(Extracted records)
────────────────

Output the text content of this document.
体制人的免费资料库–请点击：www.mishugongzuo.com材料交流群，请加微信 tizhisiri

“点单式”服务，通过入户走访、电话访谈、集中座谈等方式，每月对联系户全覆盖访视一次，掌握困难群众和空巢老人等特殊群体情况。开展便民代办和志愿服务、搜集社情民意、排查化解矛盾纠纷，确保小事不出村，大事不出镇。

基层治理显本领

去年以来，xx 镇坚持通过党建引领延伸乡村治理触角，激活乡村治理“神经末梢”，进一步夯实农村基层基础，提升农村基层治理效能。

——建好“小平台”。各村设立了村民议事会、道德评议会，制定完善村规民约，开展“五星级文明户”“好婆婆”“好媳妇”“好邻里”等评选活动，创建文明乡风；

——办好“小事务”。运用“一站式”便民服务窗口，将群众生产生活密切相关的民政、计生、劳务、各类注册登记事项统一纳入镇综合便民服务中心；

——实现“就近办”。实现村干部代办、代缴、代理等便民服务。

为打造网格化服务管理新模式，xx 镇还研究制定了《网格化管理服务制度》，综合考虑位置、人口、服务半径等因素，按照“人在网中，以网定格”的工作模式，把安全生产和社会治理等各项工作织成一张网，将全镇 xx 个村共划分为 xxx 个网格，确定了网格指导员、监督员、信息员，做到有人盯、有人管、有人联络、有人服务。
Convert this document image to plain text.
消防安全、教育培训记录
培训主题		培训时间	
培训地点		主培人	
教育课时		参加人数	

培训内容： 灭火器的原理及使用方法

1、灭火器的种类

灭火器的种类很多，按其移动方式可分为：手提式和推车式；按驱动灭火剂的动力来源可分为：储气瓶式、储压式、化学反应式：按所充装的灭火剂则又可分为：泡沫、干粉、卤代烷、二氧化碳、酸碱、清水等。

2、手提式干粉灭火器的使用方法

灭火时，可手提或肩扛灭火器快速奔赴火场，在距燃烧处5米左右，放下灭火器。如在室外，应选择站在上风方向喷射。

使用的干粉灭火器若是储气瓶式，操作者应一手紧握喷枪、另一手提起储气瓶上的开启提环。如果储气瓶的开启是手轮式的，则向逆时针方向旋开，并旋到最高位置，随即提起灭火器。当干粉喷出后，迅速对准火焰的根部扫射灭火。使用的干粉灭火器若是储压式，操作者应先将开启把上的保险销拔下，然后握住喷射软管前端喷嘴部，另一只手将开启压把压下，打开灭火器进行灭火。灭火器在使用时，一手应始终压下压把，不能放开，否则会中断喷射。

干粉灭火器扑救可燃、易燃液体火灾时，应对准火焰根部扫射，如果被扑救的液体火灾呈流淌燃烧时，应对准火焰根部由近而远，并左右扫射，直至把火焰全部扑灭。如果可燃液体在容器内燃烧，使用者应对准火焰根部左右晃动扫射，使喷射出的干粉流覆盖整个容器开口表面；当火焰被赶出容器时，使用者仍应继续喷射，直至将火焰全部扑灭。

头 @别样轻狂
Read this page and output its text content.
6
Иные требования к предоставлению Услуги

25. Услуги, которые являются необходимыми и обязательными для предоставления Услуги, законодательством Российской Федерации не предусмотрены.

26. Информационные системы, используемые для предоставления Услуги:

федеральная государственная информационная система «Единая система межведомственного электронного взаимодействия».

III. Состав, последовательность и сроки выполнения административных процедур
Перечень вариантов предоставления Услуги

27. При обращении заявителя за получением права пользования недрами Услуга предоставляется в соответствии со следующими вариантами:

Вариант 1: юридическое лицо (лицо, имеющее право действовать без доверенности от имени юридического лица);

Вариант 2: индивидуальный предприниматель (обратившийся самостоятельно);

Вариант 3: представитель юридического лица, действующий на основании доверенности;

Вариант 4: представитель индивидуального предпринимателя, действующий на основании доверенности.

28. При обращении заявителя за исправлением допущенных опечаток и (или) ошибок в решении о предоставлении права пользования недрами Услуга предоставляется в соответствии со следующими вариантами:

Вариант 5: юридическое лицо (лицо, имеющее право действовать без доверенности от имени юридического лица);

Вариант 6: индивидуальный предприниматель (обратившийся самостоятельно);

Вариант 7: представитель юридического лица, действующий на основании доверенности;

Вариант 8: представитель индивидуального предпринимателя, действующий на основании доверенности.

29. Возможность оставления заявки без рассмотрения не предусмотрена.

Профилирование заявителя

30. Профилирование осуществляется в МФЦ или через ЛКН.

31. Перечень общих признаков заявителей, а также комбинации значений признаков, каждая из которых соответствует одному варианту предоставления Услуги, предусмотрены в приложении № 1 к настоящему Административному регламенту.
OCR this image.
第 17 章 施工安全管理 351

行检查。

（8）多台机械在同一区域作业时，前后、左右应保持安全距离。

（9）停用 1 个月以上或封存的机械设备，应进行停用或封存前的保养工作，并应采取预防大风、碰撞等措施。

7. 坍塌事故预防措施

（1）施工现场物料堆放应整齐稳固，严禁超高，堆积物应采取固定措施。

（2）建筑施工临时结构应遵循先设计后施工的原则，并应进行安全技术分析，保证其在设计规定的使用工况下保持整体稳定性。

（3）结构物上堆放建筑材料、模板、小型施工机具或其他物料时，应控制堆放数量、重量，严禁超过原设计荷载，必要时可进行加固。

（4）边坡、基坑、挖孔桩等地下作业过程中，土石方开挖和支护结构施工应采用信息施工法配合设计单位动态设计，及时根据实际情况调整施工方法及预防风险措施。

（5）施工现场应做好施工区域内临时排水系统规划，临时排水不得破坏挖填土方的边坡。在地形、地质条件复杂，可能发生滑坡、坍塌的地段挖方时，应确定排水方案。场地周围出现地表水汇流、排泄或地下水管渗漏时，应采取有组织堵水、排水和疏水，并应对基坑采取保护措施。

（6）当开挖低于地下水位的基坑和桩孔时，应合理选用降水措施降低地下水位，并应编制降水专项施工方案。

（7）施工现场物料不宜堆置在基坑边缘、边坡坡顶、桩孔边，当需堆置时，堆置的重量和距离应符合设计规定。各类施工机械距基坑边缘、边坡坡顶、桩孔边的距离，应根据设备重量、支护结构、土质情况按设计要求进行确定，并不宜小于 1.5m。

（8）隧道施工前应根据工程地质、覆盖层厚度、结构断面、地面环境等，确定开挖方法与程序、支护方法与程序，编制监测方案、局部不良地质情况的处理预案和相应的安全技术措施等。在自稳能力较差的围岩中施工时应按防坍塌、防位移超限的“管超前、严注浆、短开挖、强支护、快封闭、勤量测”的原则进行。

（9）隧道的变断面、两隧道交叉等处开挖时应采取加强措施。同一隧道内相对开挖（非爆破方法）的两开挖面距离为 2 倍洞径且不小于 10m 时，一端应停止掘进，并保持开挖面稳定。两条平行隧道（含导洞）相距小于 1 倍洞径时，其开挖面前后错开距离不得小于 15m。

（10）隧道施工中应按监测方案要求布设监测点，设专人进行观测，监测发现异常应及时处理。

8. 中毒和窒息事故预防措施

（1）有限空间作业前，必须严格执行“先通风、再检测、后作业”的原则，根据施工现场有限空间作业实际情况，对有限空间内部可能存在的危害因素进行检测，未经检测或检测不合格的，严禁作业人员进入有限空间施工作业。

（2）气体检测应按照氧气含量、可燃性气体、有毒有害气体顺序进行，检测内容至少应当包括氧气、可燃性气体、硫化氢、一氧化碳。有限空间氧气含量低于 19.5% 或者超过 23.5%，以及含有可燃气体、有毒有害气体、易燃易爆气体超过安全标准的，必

────────────────

**Exercise requirements**:
Give the number of lines in the listing above that hold the string "право", with nothing else.

**Worked solution**:
2